(Box coordinate listings)
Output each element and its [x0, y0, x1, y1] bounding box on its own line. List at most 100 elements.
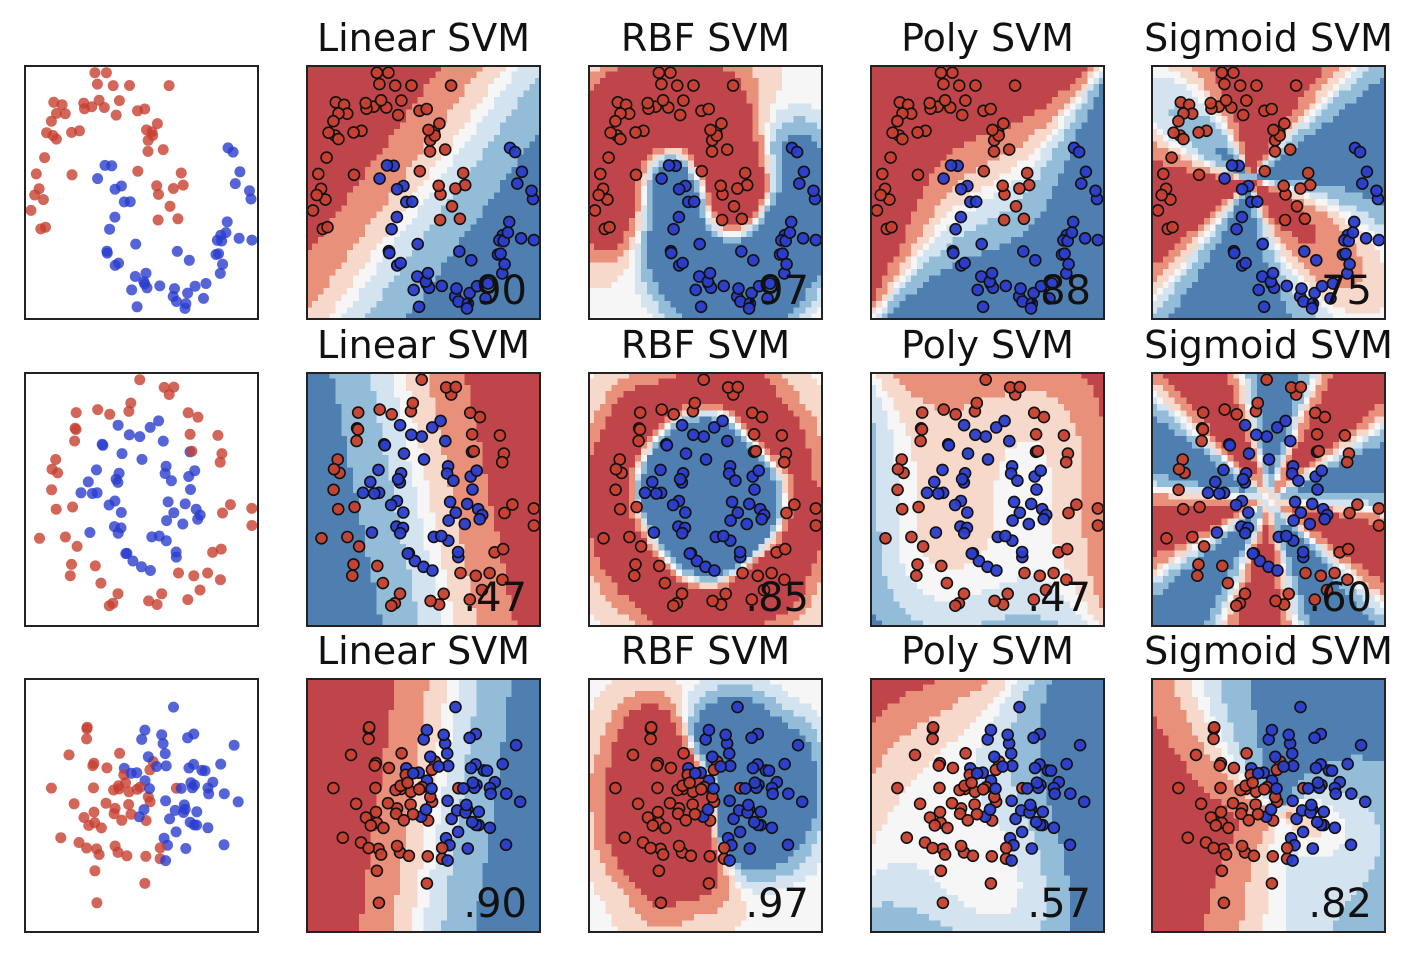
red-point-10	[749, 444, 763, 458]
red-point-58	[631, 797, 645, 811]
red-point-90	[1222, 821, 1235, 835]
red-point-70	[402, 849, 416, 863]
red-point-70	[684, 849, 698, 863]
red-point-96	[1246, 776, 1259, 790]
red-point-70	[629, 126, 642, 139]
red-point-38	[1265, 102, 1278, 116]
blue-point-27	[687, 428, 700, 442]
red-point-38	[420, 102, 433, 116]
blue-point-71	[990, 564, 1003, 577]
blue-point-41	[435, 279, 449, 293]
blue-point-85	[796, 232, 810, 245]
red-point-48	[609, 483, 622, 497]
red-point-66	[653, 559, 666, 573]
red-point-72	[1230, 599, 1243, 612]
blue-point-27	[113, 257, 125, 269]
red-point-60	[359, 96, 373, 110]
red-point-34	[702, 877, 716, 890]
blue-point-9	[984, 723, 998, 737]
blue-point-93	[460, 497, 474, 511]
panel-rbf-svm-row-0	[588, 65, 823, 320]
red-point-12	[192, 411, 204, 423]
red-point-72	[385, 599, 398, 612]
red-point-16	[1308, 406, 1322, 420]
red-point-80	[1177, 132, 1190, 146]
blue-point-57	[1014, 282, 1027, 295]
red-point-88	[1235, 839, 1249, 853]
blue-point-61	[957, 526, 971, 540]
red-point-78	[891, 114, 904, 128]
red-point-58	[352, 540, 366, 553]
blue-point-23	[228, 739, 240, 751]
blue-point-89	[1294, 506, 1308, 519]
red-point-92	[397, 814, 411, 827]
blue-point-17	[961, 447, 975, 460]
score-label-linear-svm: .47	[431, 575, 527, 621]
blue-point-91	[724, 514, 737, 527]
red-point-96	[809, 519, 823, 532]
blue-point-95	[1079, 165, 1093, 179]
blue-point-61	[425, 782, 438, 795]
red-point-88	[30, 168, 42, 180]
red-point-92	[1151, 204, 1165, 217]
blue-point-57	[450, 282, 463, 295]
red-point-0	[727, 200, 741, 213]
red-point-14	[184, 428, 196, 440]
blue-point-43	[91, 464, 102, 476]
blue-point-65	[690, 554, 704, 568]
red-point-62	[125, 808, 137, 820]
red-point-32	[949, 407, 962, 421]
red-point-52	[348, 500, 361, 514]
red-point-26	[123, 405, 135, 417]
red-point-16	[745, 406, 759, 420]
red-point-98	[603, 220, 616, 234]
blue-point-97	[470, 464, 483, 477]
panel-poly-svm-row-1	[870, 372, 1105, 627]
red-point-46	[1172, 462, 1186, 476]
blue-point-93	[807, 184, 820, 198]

#### [Task goal]
Reproduce every line of the data above verbatim, omitting the pictures from your answer.

#### [Response to the exercise]
Output each element and its [x0, y0, x1, y1] bounding box on its own line. List at most 100 elements.
red-point-10	[749, 444, 763, 458]
red-point-58	[631, 797, 645, 811]
red-point-90	[1222, 821, 1235, 835]
red-point-70	[402, 849, 416, 863]
red-point-70	[684, 849, 698, 863]
red-point-96	[1246, 776, 1259, 790]
red-point-70	[629, 126, 642, 139]
red-point-38	[1265, 102, 1278, 116]
blue-point-27	[687, 428, 700, 442]
red-point-38	[420, 102, 433, 116]
blue-point-71	[990, 564, 1003, 577]
blue-point-41	[435, 279, 449, 293]
blue-point-85	[796, 232, 810, 245]
red-point-48	[609, 483, 622, 497]
red-point-66	[653, 559, 666, 573]
red-point-72	[1230, 599, 1243, 612]
blue-point-27	[113, 257, 125, 269]
red-point-60	[359, 96, 373, 110]
red-point-34	[702, 877, 716, 890]
blue-point-9	[984, 723, 998, 737]
blue-point-93	[460, 497, 474, 511]
panel-rbf-svm-row-0	[588, 65, 823, 320]
red-point-12	[192, 411, 204, 423]
red-point-72	[385, 599, 398, 612]
red-point-16	[1308, 406, 1322, 420]
red-point-80	[1177, 132, 1190, 146]
blue-point-57	[1014, 282, 1027, 295]
red-point-88	[1235, 839, 1249, 853]
blue-point-61	[957, 526, 971, 540]
red-point-78	[891, 114, 904, 128]
red-point-58	[352, 540, 366, 553]
blue-point-23	[228, 739, 240, 751]
blue-point-89	[1294, 506, 1308, 519]
red-point-92	[397, 814, 411, 827]
blue-point-17	[961, 447, 975, 460]
score-label-linear-svm: .47	[431, 575, 527, 621]
blue-point-91	[724, 514, 737, 527]
red-point-96	[809, 519, 823, 532]
blue-point-95	[1079, 165, 1093, 179]
blue-point-61	[425, 782, 438, 795]
red-point-88	[30, 168, 42, 180]
red-point-92	[1151, 204, 1165, 217]
blue-point-57	[450, 282, 463, 295]
red-point-0	[727, 200, 741, 213]
red-point-14	[184, 428, 196, 440]
blue-point-43	[91, 464, 102, 476]
blue-point-65	[690, 554, 704, 568]
red-point-62	[125, 808, 137, 820]
red-point-32	[949, 407, 962, 421]
red-point-52	[348, 500, 361, 514]
red-point-26	[123, 405, 135, 417]
red-point-16	[745, 406, 759, 420]
red-point-98	[603, 220, 616, 234]
blue-point-97	[470, 464, 483, 477]
panel-poly-svm-row-1	[870, 372, 1105, 627]
red-point-46	[1172, 462, 1186, 476]
blue-point-93	[807, 184, 820, 198]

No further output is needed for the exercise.